EXERCISE DIRECTIONS
Where a line in the listing below contains the word "color", copy that line.

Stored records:
────────────────────────────────────────
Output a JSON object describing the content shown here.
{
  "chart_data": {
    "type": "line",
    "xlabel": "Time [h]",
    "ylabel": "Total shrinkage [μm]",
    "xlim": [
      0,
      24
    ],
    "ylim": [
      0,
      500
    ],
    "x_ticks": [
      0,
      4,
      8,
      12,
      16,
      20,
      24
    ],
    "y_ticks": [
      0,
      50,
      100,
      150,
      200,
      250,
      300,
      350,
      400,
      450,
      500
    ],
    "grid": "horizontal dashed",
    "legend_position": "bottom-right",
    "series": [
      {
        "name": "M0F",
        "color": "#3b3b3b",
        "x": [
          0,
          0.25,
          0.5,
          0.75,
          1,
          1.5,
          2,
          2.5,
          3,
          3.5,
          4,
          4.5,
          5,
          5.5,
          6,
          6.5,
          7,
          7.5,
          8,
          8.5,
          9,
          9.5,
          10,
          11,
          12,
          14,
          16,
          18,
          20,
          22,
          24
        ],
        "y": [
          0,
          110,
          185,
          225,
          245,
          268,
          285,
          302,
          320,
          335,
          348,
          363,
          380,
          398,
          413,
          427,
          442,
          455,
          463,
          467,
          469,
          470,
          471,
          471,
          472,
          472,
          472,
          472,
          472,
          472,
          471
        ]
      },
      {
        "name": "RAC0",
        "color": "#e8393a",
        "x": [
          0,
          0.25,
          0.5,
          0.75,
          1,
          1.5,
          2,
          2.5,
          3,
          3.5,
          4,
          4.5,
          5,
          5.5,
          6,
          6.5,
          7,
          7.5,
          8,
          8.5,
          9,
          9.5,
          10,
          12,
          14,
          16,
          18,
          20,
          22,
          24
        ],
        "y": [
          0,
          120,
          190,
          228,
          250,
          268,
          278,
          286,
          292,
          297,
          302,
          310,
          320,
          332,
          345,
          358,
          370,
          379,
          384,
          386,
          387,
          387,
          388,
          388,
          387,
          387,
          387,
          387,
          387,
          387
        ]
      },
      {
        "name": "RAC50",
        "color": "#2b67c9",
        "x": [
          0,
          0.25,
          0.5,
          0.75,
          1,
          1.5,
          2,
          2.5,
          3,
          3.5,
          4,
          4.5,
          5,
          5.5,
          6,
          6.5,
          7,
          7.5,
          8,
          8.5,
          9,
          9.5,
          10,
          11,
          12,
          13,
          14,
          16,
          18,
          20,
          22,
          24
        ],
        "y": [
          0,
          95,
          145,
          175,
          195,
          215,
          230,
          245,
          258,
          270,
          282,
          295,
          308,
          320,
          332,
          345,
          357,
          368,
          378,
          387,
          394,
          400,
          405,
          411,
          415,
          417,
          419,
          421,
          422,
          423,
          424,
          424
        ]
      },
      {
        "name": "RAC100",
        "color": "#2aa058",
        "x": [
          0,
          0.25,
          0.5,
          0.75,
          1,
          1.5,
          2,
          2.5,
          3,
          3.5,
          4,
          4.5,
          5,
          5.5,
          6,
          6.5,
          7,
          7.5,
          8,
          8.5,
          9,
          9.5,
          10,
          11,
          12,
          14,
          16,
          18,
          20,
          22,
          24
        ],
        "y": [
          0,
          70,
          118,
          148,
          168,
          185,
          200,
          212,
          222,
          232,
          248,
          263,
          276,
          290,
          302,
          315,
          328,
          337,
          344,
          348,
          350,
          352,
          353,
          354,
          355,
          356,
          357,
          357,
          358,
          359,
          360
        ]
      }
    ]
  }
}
────────────────────────────────────────
RESPONSE
        "color": "#3b3b3b",
        "color": "#e8393a",
        "color": "#2b67c9",
        "color": "#2aa058",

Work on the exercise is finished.